### JOB
Omit all pictures and give the records below again exactly as written.

Dataset records on visual material:

....

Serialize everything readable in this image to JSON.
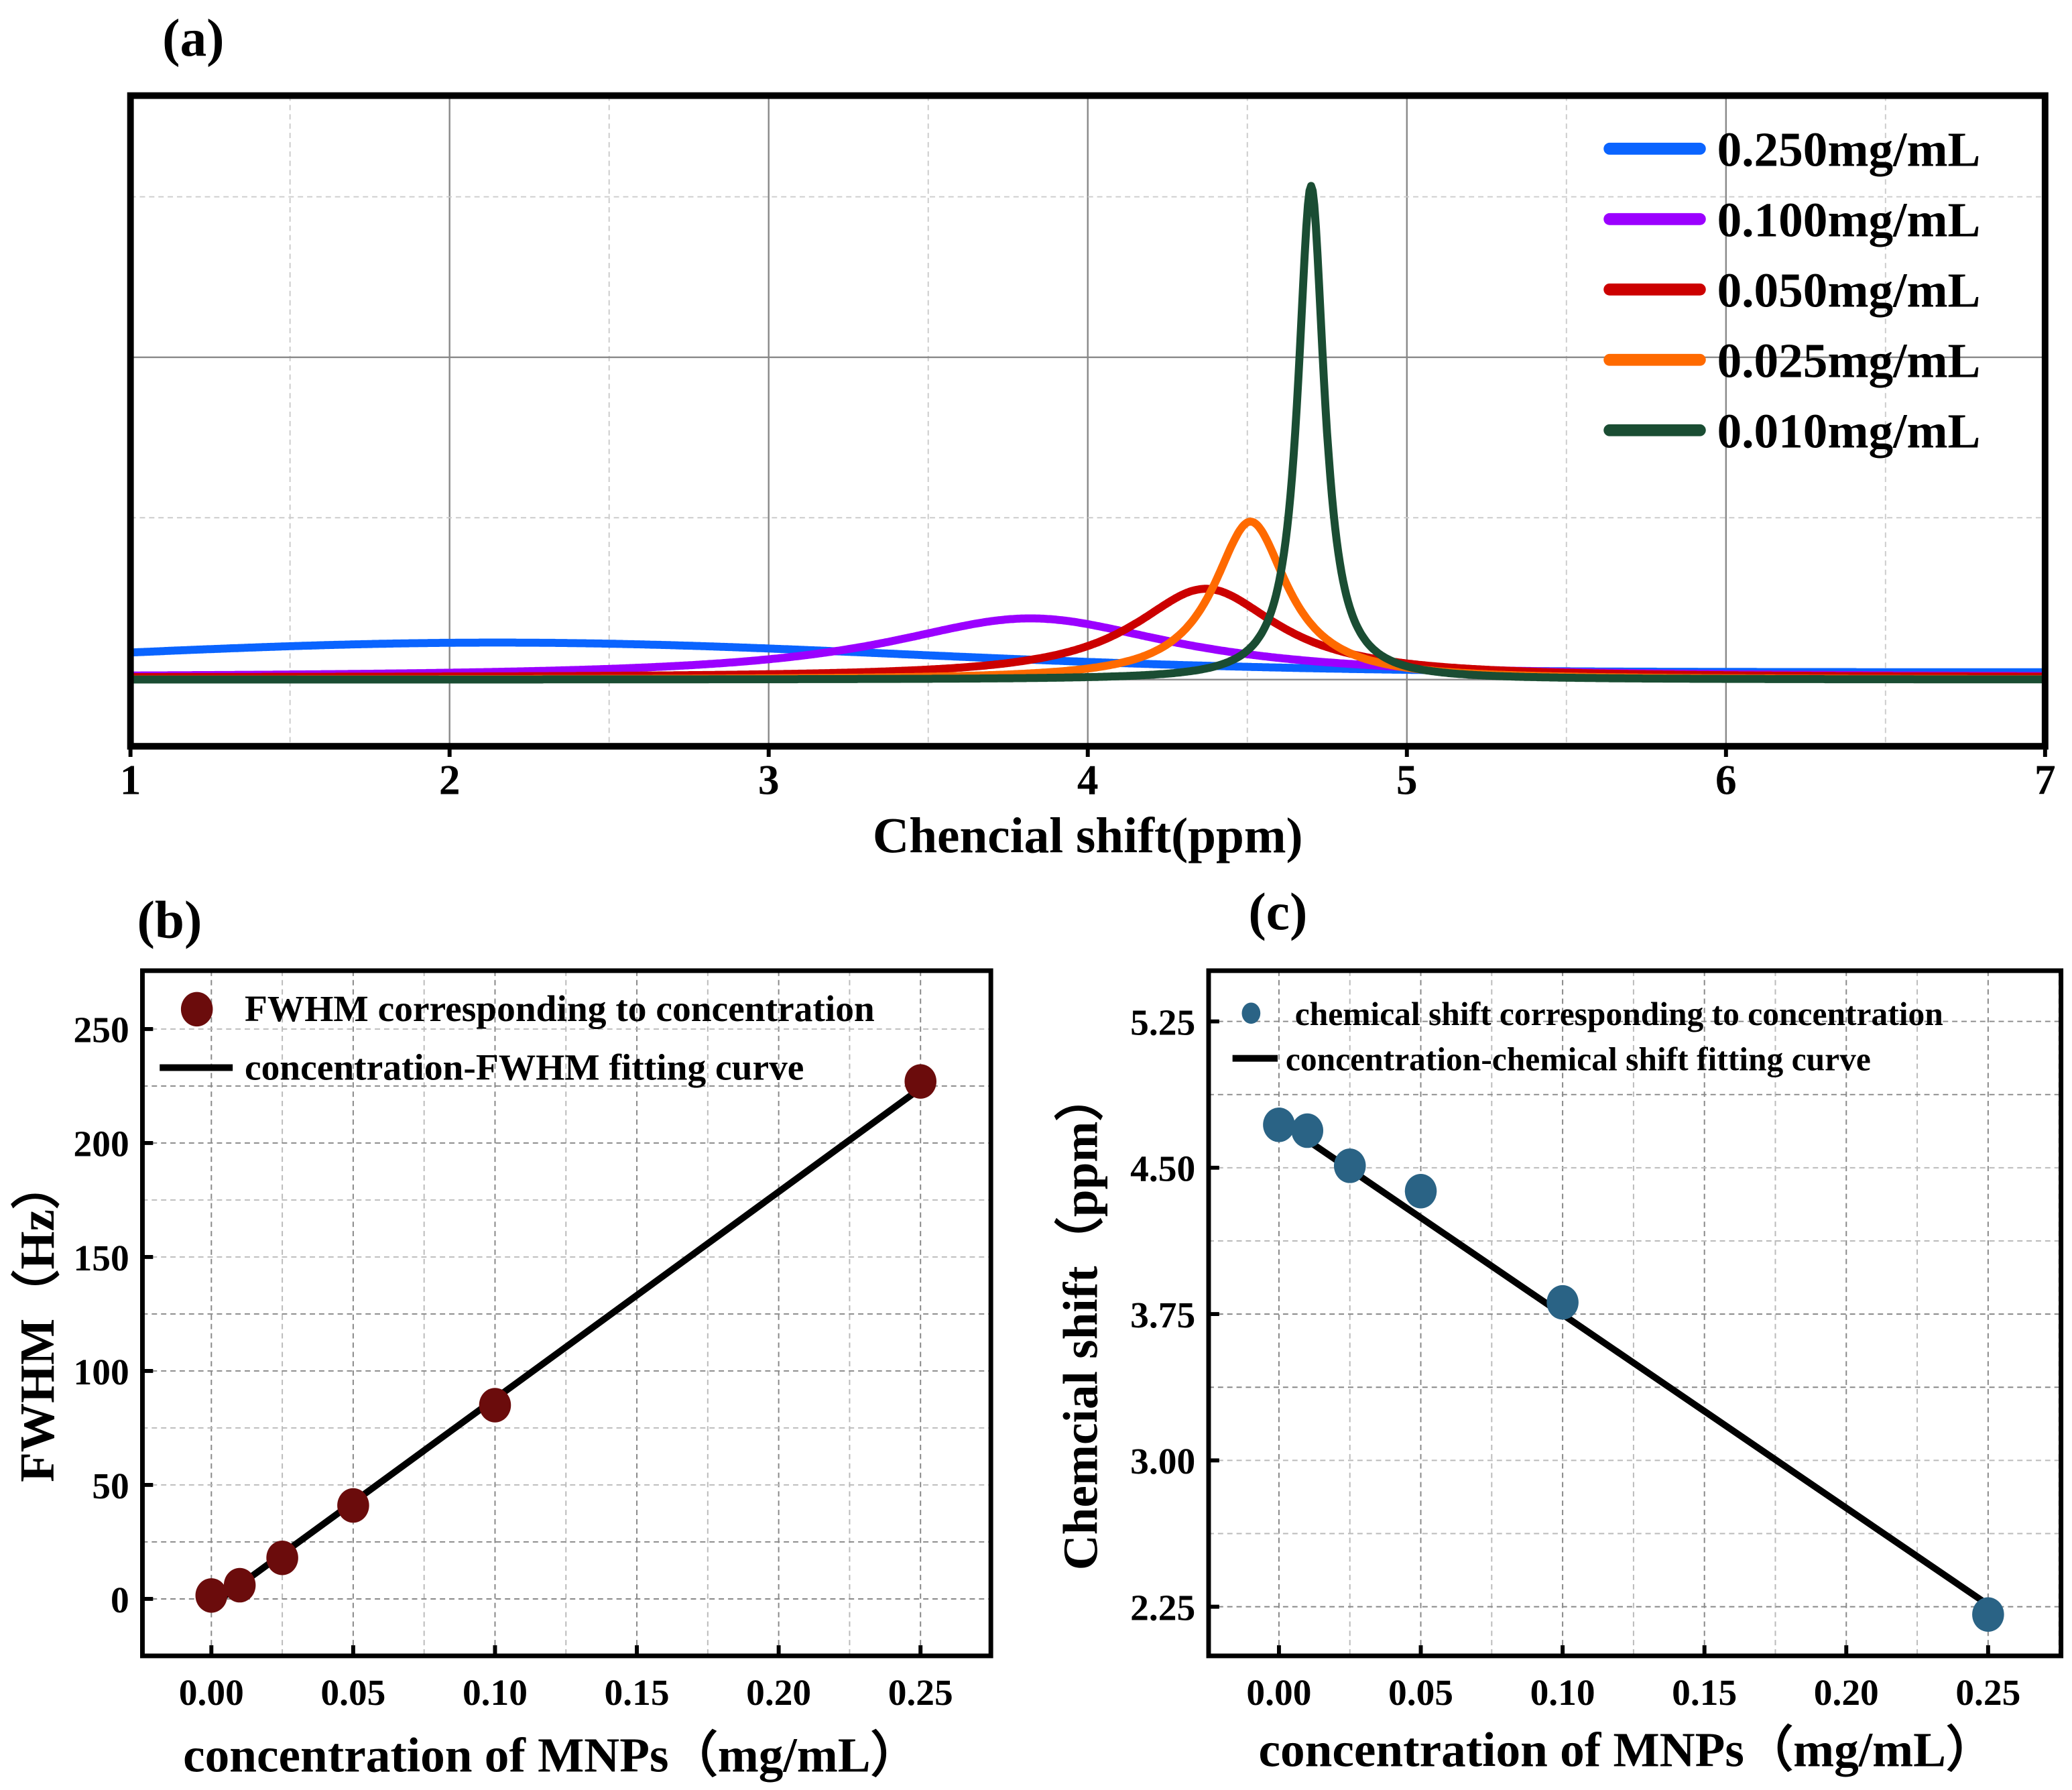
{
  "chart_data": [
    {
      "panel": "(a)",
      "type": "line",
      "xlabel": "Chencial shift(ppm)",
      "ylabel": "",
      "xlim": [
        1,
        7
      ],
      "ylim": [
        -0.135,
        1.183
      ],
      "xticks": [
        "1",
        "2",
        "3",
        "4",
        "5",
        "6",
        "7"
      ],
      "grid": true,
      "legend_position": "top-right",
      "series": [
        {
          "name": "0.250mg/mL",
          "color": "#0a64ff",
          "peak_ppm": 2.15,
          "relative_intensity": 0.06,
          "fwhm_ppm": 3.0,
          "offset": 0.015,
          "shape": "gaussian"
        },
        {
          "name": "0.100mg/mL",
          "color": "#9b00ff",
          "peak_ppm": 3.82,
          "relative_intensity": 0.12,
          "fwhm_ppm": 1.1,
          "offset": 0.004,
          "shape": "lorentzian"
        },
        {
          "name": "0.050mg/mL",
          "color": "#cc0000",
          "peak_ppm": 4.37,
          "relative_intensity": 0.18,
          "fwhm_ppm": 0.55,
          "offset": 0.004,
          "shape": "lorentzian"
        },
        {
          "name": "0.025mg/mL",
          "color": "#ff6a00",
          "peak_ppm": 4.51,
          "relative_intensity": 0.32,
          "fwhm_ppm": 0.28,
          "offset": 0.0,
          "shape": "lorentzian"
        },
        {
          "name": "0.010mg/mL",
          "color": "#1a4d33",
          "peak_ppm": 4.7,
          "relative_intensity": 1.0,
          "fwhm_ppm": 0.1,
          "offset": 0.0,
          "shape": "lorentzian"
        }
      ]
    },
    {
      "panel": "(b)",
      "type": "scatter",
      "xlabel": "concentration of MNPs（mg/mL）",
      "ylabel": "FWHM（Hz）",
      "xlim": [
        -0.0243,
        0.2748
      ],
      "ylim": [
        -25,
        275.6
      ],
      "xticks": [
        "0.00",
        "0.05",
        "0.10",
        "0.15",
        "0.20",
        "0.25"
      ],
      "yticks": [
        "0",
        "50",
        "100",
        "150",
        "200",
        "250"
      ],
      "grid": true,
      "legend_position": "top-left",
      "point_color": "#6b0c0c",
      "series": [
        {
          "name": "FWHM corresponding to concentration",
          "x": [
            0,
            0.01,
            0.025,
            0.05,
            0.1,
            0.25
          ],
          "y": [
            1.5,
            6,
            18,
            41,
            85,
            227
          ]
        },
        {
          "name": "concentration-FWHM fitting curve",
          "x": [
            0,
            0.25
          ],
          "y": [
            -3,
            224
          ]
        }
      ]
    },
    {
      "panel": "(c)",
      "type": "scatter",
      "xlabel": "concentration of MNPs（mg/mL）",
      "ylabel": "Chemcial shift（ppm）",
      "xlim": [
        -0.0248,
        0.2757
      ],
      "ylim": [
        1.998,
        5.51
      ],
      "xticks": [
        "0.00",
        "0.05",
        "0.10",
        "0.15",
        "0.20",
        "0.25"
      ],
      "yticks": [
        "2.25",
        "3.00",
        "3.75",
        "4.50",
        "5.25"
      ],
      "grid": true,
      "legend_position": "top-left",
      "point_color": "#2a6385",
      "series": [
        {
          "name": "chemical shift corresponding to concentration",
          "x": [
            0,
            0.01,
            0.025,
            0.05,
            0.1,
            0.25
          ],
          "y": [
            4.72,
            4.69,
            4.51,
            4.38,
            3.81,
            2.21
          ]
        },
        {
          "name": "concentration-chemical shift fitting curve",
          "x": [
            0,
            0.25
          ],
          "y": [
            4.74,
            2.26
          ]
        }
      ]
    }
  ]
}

....

### FINAL RESULT
Serialize everything readable in this image to JSON.
{
  "chart_data": [
    {
      "panel": "(a)",
      "type": "line",
      "xlabel": "Chencial shift(ppm)",
      "ylabel": "",
      "xlim": [
        1,
        7
      ],
      "ylim": [
        -0.135,
        1.183
      ],
      "xticks": [
        "1",
        "2",
        "3",
        "4",
        "5",
        "6",
        "7"
      ],
      "grid": true,
      "legend_position": "top-right",
      "series": [
        {
          "name": "0.250mg/mL",
          "color": "#0a64ff",
          "peak_ppm": 2.15,
          "relative_intensity": 0.06,
          "fwhm_ppm": 3.0,
          "offset": 0.015,
          "shape": "gaussian"
        },
        {
          "name": "0.100mg/mL",
          "color": "#9b00ff",
          "peak_ppm": 3.82,
          "relative_intensity": 0.12,
          "fwhm_ppm": 1.1,
          "offset": 0.004,
          "shape": "lorentzian"
        },
        {
          "name": "0.050mg/mL",
          "color": "#cc0000",
          "peak_ppm": 4.37,
          "relative_intensity": 0.18,
          "fwhm_ppm": 0.55,
          "offset": 0.004,
          "shape": "lorentzian"
        },
        {
          "name": "0.025mg/mL",
          "color": "#ff6a00",
          "peak_ppm": 4.51,
          "relative_intensity": 0.32,
          "fwhm_ppm": 0.28,
          "offset": 0.0,
          "shape": "lorentzian"
        },
        {
          "name": "0.010mg/mL",
          "color": "#1a4d33",
          "peak_ppm": 4.7,
          "relative_intensity": 1.0,
          "fwhm_ppm": 0.1,
          "offset": 0.0,
          "shape": "lorentzian"
        }
      ]
    },
    {
      "panel": "(b)",
      "type": "scatter",
      "xlabel": "concentration of MNPs（mg/mL）",
      "ylabel": "FWHM（Hz）",
      "xlim": [
        -0.0243,
        0.2748
      ],
      "ylim": [
        -25,
        275.6
      ],
      "xticks": [
        "0.00",
        "0.05",
        "0.10",
        "0.15",
        "0.20",
        "0.25"
      ],
      "yticks": [
        "0",
        "50",
        "100",
        "150",
        "200",
        "250"
      ],
      "grid": true,
      "legend_position": "top-left",
      "point_color": "#6b0c0c",
      "series": [
        {
          "name": "FWHM corresponding to concentration",
          "x": [
            0,
            0.01,
            0.025,
            0.05,
            0.1,
            0.25
          ],
          "y": [
            1.5,
            6,
            18,
            41,
            85,
            227
          ]
        },
        {
          "name": "concentration-FWHM fitting curve",
          "x": [
            0,
            0.25
          ],
          "y": [
            -3,
            224
          ]
        }
      ]
    },
    {
      "panel": "(c)",
      "type": "scatter",
      "xlabel": "concentration of MNPs（mg/mL）",
      "ylabel": "Chemcial shift（ppm）",
      "xlim": [
        -0.0248,
        0.2757
      ],
      "ylim": [
        1.998,
        5.51
      ],
      "xticks": [
        "0.00",
        "0.05",
        "0.10",
        "0.15",
        "0.20",
        "0.25"
      ],
      "yticks": [
        "2.25",
        "3.00",
        "3.75",
        "4.50",
        "5.25"
      ],
      "grid": true,
      "legend_position": "top-left",
      "point_color": "#2a6385",
      "series": [
        {
          "name": "chemical shift corresponding to concentration",
          "x": [
            0,
            0.01,
            0.025,
            0.05,
            0.1,
            0.25
          ],
          "y": [
            4.72,
            4.69,
            4.51,
            4.38,
            3.81,
            2.21
          ]
        },
        {
          "name": "concentration-chemical shift fitting curve",
          "x": [
            0,
            0.25
          ],
          "y": [
            4.74,
            2.26
          ]
        }
      ]
    }
  ]
}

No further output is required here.